<<<<

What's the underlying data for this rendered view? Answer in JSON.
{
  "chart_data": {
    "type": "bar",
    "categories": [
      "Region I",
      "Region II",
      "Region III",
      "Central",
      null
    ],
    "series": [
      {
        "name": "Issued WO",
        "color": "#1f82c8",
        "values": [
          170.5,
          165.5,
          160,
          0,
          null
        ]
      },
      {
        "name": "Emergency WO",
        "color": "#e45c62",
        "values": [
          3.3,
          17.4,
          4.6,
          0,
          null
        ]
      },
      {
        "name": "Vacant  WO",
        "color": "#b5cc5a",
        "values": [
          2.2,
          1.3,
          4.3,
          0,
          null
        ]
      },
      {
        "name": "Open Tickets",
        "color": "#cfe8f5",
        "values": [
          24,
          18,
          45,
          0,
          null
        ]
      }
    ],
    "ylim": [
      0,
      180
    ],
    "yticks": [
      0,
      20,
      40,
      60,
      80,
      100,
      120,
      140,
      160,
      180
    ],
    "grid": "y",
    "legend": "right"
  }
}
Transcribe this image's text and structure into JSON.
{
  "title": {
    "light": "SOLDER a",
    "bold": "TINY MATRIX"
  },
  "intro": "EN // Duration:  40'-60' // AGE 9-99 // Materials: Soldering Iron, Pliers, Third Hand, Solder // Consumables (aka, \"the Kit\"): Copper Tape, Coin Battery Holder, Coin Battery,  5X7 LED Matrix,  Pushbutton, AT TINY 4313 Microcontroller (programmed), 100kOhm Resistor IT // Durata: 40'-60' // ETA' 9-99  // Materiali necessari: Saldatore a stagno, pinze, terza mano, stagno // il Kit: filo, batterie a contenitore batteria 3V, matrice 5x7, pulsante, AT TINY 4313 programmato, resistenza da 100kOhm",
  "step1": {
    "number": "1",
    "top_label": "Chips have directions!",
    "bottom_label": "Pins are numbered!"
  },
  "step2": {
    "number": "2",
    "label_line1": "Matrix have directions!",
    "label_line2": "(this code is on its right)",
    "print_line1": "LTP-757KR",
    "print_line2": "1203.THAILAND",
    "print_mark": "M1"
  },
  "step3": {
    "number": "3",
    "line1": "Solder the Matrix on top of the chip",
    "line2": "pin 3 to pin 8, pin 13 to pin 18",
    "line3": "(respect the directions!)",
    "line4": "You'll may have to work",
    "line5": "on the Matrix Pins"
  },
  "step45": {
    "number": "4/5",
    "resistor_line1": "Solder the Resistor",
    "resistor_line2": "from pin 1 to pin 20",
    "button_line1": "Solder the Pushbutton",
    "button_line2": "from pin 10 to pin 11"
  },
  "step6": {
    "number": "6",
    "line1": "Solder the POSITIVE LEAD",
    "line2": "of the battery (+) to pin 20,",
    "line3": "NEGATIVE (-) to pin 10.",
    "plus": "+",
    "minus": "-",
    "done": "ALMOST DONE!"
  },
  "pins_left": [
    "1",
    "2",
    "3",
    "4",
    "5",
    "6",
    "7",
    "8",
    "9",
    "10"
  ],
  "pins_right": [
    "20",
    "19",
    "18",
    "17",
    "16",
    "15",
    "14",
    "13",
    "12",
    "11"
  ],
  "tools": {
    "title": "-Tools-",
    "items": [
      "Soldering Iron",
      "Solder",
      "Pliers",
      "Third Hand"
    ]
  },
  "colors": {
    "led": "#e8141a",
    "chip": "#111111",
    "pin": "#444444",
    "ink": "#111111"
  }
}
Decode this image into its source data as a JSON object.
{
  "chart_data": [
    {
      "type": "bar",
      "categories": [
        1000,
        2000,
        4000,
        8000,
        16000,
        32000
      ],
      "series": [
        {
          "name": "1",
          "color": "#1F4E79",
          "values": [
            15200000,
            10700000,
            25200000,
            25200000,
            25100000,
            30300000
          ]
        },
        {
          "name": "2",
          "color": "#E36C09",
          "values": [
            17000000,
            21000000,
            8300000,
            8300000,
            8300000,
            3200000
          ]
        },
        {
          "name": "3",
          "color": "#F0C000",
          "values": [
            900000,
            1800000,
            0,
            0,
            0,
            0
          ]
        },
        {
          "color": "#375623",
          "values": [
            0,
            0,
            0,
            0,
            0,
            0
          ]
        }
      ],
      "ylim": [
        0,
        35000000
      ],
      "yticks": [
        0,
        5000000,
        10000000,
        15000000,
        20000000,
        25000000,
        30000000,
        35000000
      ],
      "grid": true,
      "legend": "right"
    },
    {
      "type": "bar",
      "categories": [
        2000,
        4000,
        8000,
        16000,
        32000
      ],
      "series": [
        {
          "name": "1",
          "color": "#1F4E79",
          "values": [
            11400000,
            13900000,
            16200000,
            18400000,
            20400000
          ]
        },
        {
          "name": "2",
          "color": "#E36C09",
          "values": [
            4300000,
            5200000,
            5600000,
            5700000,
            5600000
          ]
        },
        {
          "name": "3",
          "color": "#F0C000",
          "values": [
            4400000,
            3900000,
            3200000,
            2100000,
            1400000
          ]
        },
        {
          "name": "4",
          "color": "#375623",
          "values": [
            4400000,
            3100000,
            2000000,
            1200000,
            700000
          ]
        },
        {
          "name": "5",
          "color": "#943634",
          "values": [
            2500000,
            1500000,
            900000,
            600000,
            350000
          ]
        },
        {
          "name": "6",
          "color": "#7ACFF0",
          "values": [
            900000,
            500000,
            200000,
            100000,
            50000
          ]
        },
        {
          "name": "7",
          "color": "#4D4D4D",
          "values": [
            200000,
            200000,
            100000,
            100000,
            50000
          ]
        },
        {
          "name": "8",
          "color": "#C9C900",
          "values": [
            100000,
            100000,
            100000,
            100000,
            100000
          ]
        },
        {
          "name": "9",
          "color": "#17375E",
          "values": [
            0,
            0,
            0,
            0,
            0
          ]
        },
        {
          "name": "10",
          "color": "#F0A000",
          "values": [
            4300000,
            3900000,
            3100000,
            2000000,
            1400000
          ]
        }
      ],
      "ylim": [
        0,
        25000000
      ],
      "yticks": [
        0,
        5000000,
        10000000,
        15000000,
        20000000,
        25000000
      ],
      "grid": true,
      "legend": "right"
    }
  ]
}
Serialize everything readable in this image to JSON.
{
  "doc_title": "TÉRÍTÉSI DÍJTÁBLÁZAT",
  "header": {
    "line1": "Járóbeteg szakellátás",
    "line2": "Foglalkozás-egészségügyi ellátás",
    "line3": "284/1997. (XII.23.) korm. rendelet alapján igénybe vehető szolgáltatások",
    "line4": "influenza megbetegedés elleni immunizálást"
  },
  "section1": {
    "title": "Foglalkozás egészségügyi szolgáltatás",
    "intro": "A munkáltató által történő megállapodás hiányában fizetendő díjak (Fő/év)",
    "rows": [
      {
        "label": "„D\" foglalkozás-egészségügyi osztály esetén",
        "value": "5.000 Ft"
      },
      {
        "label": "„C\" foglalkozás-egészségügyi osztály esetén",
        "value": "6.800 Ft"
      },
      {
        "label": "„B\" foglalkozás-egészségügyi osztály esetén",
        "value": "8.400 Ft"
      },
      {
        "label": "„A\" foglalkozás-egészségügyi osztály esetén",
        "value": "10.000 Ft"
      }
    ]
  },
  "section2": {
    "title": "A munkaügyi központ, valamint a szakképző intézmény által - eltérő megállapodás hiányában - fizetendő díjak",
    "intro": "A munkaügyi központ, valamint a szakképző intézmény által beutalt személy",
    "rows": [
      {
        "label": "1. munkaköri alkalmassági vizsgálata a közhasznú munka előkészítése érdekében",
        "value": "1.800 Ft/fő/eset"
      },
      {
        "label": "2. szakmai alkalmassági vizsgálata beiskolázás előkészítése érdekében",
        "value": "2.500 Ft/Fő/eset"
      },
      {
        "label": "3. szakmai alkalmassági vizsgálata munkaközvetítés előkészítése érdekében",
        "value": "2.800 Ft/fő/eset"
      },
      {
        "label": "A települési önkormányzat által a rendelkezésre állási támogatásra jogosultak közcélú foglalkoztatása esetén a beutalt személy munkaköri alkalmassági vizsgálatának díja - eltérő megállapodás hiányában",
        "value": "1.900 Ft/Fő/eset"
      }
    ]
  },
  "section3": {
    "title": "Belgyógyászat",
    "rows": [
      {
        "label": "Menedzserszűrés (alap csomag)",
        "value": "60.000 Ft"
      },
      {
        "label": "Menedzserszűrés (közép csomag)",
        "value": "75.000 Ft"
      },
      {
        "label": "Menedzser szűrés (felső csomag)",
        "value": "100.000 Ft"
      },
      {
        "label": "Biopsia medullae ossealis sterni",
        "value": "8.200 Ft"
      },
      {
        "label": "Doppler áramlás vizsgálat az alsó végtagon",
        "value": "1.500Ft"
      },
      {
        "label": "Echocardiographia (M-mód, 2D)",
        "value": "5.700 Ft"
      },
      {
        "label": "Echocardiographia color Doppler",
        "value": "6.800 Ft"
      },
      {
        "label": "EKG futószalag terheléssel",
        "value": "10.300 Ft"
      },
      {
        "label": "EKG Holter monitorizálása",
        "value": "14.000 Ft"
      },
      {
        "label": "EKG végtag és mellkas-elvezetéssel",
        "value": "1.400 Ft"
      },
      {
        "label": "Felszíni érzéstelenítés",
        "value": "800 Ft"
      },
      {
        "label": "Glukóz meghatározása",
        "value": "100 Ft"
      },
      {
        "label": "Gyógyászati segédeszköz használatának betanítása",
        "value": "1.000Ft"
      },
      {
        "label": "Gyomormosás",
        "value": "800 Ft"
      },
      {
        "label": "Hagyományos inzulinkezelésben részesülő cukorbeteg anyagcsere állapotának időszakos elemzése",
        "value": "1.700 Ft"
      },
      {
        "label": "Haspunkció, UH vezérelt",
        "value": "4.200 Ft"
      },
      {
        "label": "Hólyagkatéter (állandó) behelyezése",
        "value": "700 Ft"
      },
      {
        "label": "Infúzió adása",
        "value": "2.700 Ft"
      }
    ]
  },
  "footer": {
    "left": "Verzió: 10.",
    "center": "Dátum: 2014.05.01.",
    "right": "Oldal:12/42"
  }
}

>>>>

DO THIS: Read the entries and pick out all lines that include the word "központ".

RESPONSE:
    "title": "A munkaügyi központ, valamint a szakképző intézmény által - eltérő megállapodás hiányában - fizetendő díjak",
    "intro": "A munkaügyi központ, valamint a szakképző intézmény által beutalt személy",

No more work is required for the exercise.